| GIVEN PASSAGE |
--- --- ---

Re: Extending and updating gitglossary

[Date Prev][Date Next][Thread Prev][Thread Next][Date Index][Thread Index]

 



Hi Jakub,

On 10/11/2020 01:35, Jakub Narębski wrote:
> Hello Philip,
>
> Philip Oakley <philipoakley@iee.email> writes:
>> On 06/11/2020 18:26, Jakub Narębski wrote:
>>> Junio C Hamano <gitster@xxxxxxxxx> writes:
>>>> Philip Oakley <philipoakley@iee.email> writes:
>>>>
>>>>> This may be not part of the the main project, but could you consider, if
>>>>> time permits, also adding some entries into the Git Glossary (`git help
>>>>> glossary`) for the various terms we are using here and elsewhere, e.g.
>>>>> 'topological levels', 'generation number', 'corrected commit date' (and
>>>>> its fancy technical name for the use of date heuristics e.g. the
>>>>> 'chronological ordering';).
>>>>>
>>>>> The glossary can provide a reference, once the issues are resolved. The
>>>>> History Simplification and Commit Ordering section of git-log maybe a
>>>>> useful guide to some of the terms that would link to the glossary.
>>>> Ah, I first thought that Documentation/rev-list-options.txt (which
>>>> is the relevant part of "git log" documentation you mention here)
>>>> already have references to deep technical terms explained in the
>>>> glossary and you are suggesting Abhishek to mimic the arrangement by
>>>> adding new and agreed-upon terms to the glossary and referring to
>>>> them from the commit-graph documentation updated by this series.
>>>>
>>>> But sadly that is not the case.  What you are saying is that you
>>>> noticed that rev-list-options.txt needs a similar "the terms we use
>>>> to explain these two sections should be defined and explained in the
>>>> glossary (if they are not) and new references to glossary should be
>>>> added there" update.
> What terms you feel need glossary entry?
While it was Junio that made the comment, I'd agree that we should be
using the glossary to explain, in a general sense, the terms that are
used is a specialist sense. As the user community expands, their natural
understanding of some of the terms diminishes.
>
>>>> In any case, that is a very good suggestion.  I agree that updating
>>>> "git log" doc may be outside the scope of Abhishek's theme, but it
>>>> would be very good to have such an update by anybody ;-)
>>> The only possible problem I see with this suggestion is that some of
>>> those terms (like 'topological levels' and 'corrected commit date') are
>>> technical terms that should be not of concern for Git user, only for
>>> developers working on Git.  (However one could encounter the term
>>> "generation number" in `git commit-graph verify` output.)

--- --- ---

| MATERIAL SUPPLIED |
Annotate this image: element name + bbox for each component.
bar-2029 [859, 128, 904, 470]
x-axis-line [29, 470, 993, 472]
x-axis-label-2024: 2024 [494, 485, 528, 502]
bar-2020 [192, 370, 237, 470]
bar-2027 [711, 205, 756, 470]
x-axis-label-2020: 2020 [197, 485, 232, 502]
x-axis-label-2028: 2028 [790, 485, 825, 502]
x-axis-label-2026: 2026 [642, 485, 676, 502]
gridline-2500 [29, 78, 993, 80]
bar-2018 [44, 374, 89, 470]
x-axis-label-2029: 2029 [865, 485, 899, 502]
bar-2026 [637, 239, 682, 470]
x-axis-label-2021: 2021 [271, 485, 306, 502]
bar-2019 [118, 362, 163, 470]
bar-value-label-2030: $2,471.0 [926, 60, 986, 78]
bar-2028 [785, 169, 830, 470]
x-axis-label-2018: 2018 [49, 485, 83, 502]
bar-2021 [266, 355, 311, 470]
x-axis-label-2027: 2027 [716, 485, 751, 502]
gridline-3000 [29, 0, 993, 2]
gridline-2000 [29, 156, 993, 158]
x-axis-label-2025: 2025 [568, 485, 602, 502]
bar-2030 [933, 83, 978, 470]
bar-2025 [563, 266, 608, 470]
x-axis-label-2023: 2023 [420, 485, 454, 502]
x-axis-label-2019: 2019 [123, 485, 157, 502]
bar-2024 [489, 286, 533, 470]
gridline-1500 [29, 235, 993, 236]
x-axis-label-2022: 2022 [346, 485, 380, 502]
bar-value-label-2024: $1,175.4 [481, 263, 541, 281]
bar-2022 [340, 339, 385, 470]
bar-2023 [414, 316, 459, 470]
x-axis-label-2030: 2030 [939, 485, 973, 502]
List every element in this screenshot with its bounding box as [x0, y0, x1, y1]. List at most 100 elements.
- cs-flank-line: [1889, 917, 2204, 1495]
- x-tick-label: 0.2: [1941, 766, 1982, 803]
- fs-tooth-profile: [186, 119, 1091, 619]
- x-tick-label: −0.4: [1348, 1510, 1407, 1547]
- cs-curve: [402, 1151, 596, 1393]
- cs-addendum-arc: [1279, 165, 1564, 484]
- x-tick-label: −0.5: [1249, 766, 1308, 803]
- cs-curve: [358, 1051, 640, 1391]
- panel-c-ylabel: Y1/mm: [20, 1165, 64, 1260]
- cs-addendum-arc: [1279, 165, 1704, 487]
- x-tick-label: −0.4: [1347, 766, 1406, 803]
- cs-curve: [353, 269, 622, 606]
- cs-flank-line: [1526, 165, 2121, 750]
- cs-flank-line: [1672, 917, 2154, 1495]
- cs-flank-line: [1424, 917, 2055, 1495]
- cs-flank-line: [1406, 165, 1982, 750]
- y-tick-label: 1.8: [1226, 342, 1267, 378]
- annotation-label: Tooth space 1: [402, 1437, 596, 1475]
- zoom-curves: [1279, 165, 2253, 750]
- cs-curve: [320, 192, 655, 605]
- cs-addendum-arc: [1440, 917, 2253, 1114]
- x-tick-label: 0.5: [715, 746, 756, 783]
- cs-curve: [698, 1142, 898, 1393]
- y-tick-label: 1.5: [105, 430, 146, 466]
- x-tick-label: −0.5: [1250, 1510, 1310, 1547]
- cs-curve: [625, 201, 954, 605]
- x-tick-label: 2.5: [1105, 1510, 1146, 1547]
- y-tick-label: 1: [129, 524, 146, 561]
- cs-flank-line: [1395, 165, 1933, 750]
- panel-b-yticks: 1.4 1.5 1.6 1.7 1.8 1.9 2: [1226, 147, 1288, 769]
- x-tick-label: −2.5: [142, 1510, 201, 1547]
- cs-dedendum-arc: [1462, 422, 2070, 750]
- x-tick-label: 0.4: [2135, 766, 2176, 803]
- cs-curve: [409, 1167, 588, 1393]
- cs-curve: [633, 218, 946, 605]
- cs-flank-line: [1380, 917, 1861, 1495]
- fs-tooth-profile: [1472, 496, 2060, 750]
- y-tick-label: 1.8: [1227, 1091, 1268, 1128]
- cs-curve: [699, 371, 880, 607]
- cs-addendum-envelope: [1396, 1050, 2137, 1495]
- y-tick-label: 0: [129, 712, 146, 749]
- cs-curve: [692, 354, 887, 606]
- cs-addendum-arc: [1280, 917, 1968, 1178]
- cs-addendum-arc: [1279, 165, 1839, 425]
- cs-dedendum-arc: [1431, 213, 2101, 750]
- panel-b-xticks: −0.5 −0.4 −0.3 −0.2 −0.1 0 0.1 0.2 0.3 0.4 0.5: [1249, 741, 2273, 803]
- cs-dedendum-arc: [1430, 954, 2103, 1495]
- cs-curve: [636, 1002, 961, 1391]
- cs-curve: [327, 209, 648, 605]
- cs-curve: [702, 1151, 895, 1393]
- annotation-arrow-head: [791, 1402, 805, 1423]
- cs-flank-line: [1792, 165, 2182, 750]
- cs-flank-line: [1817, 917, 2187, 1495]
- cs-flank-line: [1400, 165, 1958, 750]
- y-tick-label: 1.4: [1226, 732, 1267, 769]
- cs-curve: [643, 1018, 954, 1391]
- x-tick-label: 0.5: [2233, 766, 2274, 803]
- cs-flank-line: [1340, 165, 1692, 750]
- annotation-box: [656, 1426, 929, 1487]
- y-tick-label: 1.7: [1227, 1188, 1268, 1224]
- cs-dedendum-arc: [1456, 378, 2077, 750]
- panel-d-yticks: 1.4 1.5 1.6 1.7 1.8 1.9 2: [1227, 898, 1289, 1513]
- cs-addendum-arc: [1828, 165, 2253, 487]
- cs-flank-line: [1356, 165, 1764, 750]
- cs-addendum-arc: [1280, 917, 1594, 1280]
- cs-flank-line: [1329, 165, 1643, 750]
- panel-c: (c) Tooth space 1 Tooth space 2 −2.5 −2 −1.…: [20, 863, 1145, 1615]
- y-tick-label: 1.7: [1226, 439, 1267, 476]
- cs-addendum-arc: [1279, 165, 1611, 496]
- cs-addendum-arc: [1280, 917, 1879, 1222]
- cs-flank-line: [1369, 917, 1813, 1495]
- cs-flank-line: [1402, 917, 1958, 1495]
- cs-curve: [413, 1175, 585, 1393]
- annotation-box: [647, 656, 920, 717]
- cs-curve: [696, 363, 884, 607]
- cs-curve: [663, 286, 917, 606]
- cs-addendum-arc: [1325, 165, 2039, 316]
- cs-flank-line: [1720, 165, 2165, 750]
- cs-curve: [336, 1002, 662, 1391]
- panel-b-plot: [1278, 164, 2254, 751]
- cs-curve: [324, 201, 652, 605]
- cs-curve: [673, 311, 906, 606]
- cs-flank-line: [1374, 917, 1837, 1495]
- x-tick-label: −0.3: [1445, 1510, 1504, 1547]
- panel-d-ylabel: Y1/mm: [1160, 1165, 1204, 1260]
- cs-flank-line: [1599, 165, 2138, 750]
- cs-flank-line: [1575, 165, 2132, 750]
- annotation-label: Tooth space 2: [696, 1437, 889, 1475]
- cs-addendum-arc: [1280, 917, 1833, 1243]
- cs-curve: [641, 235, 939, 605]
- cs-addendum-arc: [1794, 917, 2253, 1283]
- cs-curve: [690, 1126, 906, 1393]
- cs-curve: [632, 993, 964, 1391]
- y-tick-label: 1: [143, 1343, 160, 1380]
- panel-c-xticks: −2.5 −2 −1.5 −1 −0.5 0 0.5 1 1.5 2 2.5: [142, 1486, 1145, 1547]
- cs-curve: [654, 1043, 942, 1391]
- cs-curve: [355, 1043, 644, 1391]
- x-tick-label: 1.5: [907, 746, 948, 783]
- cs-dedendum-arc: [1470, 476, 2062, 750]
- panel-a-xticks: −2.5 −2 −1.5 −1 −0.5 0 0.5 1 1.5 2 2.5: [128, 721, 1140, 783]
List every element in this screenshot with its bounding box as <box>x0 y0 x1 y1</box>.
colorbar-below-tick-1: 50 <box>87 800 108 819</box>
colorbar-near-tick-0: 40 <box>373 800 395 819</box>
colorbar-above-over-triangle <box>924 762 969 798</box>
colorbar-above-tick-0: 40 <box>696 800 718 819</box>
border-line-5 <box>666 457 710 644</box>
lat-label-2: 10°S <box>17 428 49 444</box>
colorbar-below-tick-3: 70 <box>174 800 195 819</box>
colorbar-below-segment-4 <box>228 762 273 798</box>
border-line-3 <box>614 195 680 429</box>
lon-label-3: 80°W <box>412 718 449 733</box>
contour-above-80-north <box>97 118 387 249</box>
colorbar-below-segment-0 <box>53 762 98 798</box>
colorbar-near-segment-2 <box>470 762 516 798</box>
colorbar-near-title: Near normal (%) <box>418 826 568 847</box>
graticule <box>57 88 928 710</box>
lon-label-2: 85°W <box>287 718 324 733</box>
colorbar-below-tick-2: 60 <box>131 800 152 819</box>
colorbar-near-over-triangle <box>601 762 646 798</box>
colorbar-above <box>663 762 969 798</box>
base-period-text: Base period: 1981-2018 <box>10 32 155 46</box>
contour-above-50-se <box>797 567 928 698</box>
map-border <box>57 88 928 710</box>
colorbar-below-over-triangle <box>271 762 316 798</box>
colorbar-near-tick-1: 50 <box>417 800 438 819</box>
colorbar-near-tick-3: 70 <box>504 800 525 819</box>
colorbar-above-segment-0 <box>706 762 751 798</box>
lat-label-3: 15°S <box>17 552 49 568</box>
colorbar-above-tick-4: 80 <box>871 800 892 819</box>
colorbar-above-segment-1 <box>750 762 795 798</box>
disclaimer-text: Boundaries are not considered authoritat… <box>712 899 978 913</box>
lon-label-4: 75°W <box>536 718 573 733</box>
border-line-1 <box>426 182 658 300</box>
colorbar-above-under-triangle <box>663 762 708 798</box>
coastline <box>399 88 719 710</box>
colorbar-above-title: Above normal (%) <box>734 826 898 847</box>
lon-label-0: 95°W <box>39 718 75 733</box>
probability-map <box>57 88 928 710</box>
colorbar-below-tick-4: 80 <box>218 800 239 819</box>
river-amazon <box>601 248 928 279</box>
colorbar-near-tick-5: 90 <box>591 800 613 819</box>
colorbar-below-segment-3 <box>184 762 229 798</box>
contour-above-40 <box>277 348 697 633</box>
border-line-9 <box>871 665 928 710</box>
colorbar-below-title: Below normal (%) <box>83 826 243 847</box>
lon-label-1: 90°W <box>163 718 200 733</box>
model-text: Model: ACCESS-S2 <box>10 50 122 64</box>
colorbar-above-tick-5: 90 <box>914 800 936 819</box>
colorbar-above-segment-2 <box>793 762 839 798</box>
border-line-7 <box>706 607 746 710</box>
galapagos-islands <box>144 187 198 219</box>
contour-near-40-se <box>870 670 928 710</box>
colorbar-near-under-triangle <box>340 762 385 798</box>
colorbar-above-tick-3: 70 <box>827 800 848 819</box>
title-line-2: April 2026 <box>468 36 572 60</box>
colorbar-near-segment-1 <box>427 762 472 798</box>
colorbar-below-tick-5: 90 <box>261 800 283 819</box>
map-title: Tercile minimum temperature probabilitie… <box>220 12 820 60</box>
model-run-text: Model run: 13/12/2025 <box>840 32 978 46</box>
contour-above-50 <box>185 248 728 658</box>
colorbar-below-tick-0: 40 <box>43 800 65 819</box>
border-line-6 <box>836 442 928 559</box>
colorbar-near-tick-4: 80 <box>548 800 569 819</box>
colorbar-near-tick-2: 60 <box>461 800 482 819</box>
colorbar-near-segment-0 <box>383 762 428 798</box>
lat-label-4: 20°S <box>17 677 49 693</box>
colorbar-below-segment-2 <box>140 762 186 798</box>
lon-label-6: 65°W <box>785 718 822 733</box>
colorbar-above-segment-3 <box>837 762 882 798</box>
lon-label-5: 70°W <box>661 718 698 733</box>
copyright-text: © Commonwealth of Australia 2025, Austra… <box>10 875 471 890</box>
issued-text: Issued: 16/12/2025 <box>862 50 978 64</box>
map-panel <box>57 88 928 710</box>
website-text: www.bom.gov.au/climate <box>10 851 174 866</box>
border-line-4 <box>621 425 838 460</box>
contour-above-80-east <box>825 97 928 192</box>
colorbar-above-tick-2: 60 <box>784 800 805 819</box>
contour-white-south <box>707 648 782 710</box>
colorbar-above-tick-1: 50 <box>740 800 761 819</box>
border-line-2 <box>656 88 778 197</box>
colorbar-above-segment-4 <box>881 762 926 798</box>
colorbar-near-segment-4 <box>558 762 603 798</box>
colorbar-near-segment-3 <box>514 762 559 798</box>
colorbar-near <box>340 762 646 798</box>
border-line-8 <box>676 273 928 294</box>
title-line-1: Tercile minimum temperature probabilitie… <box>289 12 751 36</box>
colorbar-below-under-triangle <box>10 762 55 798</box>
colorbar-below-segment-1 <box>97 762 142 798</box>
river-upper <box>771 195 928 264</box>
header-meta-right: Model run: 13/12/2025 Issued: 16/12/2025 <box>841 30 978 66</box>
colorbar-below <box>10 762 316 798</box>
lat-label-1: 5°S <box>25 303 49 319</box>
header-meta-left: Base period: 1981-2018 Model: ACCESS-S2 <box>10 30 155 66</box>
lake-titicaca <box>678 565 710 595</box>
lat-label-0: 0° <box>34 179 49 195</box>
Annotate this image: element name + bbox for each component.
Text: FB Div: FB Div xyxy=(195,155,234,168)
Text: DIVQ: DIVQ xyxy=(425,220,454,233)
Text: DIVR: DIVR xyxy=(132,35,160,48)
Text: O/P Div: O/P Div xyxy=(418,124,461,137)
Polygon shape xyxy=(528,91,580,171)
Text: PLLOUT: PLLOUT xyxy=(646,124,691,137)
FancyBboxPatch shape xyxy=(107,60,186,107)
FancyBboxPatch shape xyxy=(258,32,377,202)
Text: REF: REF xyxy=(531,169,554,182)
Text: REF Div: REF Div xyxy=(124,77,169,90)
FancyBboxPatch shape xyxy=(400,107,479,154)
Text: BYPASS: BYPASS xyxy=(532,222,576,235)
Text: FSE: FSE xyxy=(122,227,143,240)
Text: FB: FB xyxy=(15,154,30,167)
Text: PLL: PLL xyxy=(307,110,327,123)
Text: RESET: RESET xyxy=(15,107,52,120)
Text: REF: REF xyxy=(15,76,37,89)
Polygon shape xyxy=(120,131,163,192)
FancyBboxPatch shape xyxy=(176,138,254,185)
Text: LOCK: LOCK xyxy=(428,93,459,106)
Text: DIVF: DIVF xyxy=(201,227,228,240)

--- --- ---

| REQUIREMENT A |
Reproduce the portion of the Git glossary discussion between "While it was" and "the terms diminishes.", inclusive.
| REQUIREMENT B |
Carry on the Git glossary discussion from the point where it stops.
The entries have no connection to the discussion about the Git glossary.

| EXERCISE RESULT A |
While it was Junio that made the comment, I'd agree that we should be
using the glossary to explain, in a general sense, the terms that are
used is a specialist sense. As the user community expands, their natural
understanding of some of the terms diminishes.

| EXERCISE RESULT B |
> To be more precise, I think that user-facing glossary should include
> only terms that appear in user-facing documentation and in output
> messages of Git commands (with the possible exception of maybe output
> messages of some low-level plumbing).
And where implied, the underlying concepts when they aren't obvious, or
lack general terms (e.g. the 'staging area' discussions)
>
> I think that the developer-facing glossary should include terms that
> appear in technical documentation, and in commit messages in Git
> history.
>
>> However we do mention "topolog*"  in a number of the manual pages, and
>> rather less, as yet, in the technical pages.
>>
>> "Lexicographic" and "chronological" are in the same group of fancy
>> technical words ;-)
> I think that 'topological level' would appear only in technical
> documentation; if it would be the case then there is no reason to add it
> to user-facing glossary (to gitglossary manpage).
>
> 'Topological order' or 'topological sort', 'lexicographical order' and
> 'chronological order' are not Git-specific terms, and there are no
> Git-specific ambiguities.  I am therefore a bit unsure about adding them
> to *Git* glossary.

It is that they aren't terms used in normal speech, so many folks do not
comprehend the implied precision that the docs assume, nor the problems
they may hide.
>
> - In computer science, a _topological sort_ or _topological_ ordering of
>   a directed graph is a linear ordering of its vertices such that for
>   every directed edge uv from vertex u to vertex v, u comes before v in
>   the ordering.
Does this imply that those who aren't computer scientists shouldn't be
using Git?
>
>   For Git it means that top to bottom, commits always appear before
>   their parents. With `--graph` or `--topo-order` Git also avoids
>   showing commits on multiple lines of history intermixed.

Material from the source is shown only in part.